> _WORK INSTRUCTION_: Give the count of lines in the data that include "JSON", with no other words.

[Dataset rows about figures]
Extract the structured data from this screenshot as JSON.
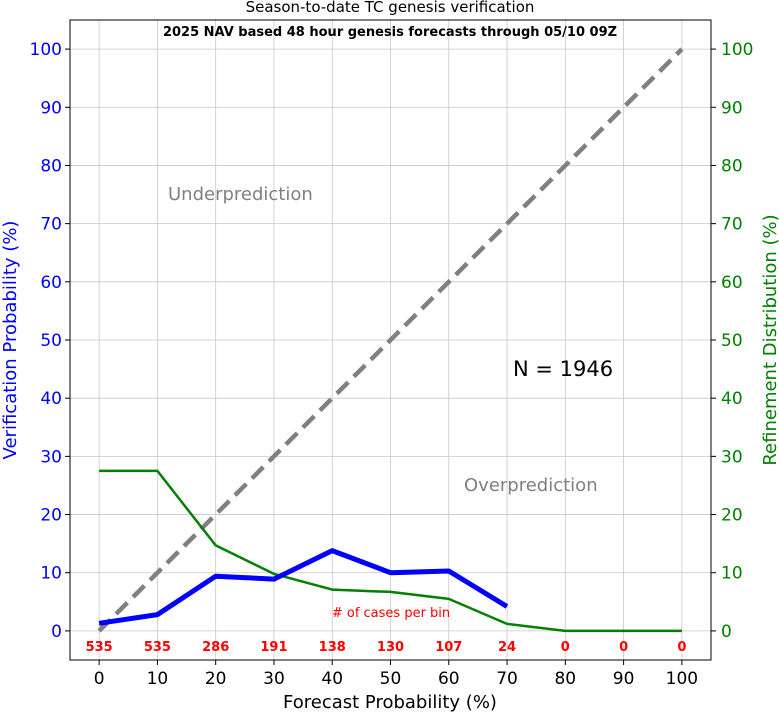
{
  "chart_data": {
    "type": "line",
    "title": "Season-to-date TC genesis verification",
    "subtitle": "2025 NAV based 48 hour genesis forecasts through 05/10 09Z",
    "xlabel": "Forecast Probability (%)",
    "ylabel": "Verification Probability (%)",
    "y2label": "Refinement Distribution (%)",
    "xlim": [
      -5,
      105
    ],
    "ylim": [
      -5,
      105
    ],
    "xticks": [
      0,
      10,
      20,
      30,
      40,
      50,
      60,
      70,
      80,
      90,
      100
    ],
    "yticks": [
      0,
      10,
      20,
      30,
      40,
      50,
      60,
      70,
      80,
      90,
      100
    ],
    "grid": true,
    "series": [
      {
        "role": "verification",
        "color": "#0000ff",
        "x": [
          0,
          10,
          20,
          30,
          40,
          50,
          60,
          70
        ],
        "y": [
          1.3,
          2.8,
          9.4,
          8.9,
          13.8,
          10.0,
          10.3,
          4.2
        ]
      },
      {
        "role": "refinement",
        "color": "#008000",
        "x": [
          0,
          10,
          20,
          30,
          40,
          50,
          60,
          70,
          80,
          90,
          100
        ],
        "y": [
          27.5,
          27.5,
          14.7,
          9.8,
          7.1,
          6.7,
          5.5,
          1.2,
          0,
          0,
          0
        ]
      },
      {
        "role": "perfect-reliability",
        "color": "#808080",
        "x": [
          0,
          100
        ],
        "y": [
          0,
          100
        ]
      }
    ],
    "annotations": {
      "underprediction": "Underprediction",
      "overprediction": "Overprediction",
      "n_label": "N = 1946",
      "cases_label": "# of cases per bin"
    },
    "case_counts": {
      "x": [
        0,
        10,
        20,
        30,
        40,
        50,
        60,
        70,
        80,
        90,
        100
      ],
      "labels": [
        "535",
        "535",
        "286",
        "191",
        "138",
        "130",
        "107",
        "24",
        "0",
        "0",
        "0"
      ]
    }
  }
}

...

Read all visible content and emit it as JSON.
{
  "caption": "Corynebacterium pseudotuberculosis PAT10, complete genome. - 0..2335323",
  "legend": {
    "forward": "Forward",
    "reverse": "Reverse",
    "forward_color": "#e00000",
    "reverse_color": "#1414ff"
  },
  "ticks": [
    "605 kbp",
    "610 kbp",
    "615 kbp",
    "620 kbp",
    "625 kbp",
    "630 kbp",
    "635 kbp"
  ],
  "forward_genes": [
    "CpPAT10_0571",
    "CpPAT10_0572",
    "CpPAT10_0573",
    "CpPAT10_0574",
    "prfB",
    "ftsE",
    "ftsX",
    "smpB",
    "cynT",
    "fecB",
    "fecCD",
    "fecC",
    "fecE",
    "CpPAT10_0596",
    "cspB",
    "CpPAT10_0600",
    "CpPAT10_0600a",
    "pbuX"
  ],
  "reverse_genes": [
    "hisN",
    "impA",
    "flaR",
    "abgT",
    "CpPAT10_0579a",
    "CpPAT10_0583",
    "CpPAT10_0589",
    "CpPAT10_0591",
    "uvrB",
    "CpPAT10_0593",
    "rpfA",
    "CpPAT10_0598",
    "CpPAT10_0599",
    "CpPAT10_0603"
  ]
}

> _ANSWER SPACE_: 2